THE REQUEST: In the tea tasting note below, how long did the writer set the timer for steeping the Zing Me Tea?

EXCERPT PROVIDED:
# # #

676 Tasting Notes
Thank you TeaFairy for this sample tea!
I was running around a bit today at the Mall and the Post Office, mailing off a sample tea packet to of all places Denver! Yo Jason the tea is on the way! Got home a bit late but fortunately, last night I made dinner ahead. It was cheese tortellini and I put a tea basket with some …wait for it…Lapsang Souchong in the water (I’m hooked on that smoky flavor) and it was fantastic tasting. All I had left to do is heat and dress the pasta with a bit of olive oil. Then, a salad and done. After dinner I wanted a nice fruity tea. This Zing Me Tea was going to be the compliment I was looking for. The ginger, peach and apricot sounded just right.
When I looked up the steep time it said “steep 4-6 minutes” so I set the timer at 5 minutes and stopped right there. The aroma was very apricoty and delightful. Oh yes, I was anxious for a taste.
At first, the flavor was nice and fruity for a few seconds…and then…and then…something awful happened.

# # #

STORED RECORDS:

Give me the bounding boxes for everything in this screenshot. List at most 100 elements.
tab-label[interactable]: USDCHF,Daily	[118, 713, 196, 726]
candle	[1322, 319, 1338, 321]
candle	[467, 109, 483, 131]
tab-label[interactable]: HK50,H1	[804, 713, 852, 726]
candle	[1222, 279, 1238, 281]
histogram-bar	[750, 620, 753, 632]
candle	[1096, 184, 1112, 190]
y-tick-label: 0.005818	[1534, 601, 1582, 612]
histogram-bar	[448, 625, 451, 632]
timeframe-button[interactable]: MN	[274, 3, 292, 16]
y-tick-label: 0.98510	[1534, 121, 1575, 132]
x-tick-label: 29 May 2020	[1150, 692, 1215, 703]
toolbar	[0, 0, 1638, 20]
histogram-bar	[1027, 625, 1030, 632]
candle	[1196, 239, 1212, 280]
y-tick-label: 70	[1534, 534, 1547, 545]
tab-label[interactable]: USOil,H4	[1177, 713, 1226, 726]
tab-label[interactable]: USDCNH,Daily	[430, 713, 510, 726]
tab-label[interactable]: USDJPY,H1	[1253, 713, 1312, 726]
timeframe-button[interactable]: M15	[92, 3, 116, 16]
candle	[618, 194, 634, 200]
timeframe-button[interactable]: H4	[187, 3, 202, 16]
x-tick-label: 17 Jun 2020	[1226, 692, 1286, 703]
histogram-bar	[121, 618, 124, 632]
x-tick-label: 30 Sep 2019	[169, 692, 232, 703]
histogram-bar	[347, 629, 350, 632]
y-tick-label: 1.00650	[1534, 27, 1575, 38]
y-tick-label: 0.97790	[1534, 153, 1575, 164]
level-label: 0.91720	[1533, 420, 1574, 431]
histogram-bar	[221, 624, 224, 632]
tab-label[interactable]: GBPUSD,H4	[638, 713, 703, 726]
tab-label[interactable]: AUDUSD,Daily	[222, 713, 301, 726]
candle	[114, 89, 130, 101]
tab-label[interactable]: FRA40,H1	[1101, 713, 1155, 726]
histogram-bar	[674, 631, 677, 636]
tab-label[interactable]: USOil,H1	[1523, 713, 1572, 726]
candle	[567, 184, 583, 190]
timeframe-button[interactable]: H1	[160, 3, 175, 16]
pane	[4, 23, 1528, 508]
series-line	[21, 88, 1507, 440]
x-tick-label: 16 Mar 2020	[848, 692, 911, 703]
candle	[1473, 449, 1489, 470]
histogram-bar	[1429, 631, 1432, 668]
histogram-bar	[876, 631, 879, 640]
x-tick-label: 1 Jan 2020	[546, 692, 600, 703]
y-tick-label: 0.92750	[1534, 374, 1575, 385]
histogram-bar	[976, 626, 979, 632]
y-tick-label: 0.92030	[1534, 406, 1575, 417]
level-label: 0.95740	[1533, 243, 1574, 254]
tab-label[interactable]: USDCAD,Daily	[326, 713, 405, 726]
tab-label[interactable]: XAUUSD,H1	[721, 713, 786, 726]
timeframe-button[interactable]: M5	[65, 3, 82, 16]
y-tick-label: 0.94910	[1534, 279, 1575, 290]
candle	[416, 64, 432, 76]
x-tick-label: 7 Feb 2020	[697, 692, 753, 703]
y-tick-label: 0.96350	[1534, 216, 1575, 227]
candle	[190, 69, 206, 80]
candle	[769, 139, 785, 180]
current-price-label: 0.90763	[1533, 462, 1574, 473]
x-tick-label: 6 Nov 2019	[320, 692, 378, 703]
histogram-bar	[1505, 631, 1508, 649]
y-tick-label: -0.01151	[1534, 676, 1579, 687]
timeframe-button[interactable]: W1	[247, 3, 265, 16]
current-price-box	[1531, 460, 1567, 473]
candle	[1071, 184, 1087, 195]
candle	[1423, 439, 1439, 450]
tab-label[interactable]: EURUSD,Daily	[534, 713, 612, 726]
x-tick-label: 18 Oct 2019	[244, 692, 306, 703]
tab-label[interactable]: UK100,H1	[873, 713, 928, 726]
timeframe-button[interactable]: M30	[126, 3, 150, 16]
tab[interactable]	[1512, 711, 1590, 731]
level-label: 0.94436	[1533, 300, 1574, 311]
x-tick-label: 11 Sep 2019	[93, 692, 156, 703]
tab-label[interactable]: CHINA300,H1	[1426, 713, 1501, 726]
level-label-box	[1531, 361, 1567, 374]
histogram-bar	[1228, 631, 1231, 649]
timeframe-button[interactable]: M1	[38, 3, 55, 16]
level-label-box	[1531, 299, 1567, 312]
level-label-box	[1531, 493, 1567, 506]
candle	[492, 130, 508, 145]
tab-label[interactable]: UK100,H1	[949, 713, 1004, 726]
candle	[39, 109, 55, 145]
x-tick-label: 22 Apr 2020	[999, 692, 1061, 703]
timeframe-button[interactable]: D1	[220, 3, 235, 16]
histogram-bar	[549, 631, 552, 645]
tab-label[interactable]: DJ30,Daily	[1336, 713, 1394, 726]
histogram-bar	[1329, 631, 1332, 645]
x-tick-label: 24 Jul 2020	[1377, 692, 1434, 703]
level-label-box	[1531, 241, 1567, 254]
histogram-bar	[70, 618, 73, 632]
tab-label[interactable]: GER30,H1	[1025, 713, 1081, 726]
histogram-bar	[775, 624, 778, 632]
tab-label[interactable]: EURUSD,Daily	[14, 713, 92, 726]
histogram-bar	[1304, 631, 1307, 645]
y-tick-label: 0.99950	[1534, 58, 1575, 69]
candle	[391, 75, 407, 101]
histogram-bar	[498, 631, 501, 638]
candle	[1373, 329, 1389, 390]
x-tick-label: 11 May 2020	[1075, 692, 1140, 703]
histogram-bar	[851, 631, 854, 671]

# # #

SOLUTION TO THE PROBLEM: 5 minutes.